The task
Every record that follows should be printed verbatim.

Data to process
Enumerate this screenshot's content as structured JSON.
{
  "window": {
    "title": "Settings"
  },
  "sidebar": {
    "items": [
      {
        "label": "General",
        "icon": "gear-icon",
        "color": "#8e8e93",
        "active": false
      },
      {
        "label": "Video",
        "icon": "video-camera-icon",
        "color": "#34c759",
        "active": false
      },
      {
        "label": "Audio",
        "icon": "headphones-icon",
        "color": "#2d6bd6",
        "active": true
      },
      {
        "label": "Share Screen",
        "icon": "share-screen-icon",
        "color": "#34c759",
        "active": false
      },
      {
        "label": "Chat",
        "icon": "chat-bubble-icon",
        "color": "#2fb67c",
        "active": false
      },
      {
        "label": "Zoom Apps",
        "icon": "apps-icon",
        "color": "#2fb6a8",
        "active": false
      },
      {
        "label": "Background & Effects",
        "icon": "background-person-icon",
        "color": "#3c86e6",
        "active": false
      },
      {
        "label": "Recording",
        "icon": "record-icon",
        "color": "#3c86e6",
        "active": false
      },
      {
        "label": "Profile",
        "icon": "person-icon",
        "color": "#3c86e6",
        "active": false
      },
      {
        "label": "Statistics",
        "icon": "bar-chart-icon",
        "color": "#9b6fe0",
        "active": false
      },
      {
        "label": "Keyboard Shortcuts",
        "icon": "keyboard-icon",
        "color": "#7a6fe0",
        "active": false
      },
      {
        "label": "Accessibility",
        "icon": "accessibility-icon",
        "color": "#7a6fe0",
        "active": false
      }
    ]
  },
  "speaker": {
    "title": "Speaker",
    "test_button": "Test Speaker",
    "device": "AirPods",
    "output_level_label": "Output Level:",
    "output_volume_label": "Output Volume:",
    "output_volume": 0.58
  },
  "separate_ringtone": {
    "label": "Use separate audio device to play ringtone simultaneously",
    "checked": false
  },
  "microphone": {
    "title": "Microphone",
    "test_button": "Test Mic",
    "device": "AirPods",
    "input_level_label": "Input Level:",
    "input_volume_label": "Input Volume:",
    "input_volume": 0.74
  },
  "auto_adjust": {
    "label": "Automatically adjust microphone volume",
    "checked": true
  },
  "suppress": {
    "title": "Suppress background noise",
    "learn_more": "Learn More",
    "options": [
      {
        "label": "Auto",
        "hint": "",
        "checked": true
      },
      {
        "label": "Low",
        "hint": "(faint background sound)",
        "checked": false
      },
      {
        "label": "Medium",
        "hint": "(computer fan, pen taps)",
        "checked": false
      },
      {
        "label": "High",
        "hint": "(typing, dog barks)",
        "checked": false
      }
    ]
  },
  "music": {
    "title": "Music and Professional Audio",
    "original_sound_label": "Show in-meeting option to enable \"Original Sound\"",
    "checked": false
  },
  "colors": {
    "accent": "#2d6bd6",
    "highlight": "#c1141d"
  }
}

Finished answer
Enumerate this screenshot's content as structured JSON.
{
  "window": {
    "title": "Settings"
  },
  "sidebar": {
    "items": [
      {
        "label": "General",
        "icon": "gear-icon",
        "color": "#8e8e93",
        "active": false
      },
      {
        "label": "Video",
        "icon": "video-camera-icon",
        "color": "#34c759",
        "active": false
      },
      {
        "label": "Audio",
        "icon": "headphones-icon",
        "color": "#2d6bd6",
        "active": true
      },
      {
        "label": "Share Screen",
        "icon": "share-screen-icon",
        "color": "#34c759",
        "active": false
      },
      {
        "label": "Chat",
        "icon": "chat-bubble-icon",
        "color": "#2fb67c",
        "active": false
      },
      {
        "label": "Zoom Apps",
        "icon": "apps-icon",
        "color": "#2fb6a8",
        "active": false
      },
      {
        "label": "Background & Effects",
        "icon": "background-person-icon",
        "color": "#3c86e6",
        "active": false
      },
      {
        "label": "Recording",
        "icon": "record-icon",
        "color": "#3c86e6",
        "active": false
      },
      {
        "label": "Profile",
        "icon": "person-icon",
        "color": "#3c86e6",
        "active": false
      },
      {
        "label": "Statistics",
        "icon": "bar-chart-icon",
        "color": "#9b6fe0",
        "active": false
      },
      {
        "label": "Keyboard Shortcuts",
        "icon": "keyboard-icon",
        "color": "#7a6fe0",
        "active": false
      },
      {
        "label": "Accessibility",
        "icon": "accessibility-icon",
        "color": "#7a6fe0",
        "active": false
      }
    ]
  },
  "speaker": {
    "title": "Speaker",
    "test_button": "Test Speaker",
    "device": "AirPods",
    "output_level_label": "Output Level:",
    "output_volume_label": "Output Volume:",
    "output_volume": 0.58
  },
  "separate_ringtone": {
    "label": "Use separate audio device to play ringtone simultaneously",
    "checked": false
  },
  "microphone": {
    "title": "Microphone",
    "test_button": "Test Mic",
    "device": "AirPods",
    "input_level_label": "Input Level:",
    "input_volume_label": "Input Volume:",
    "input_volume": 0.74
  },
  "auto_adjust": {
    "label": "Automatically adjust microphone volume",
    "checked": true
  },
  "suppress": {
    "title": "Suppress background noise",
    "learn_more": "Learn More",
    "options": [
      {
        "label": "Auto",
        "hint": "",
        "checked": true
      },
      {
        "label": "Low",
        "hint": "(faint background sound)",
        "checked": false
      },
      {
        "label": "Medium",
        "hint": "(computer fan, pen taps)",
        "checked": false
      },
      {
        "label": "High",
        "hint": "(typing, dog barks)",
        "checked": false
      }
    ]
  },
  "music": {
    "title": "Music and Professional Audio",
    "original_sound_label": "Show in-meeting option to enable \"Original Sound\"",
    "checked": false
  },
  "colors": {
    "accent": "#2d6bd6",
    "highlight": "#c1141d"
  }
}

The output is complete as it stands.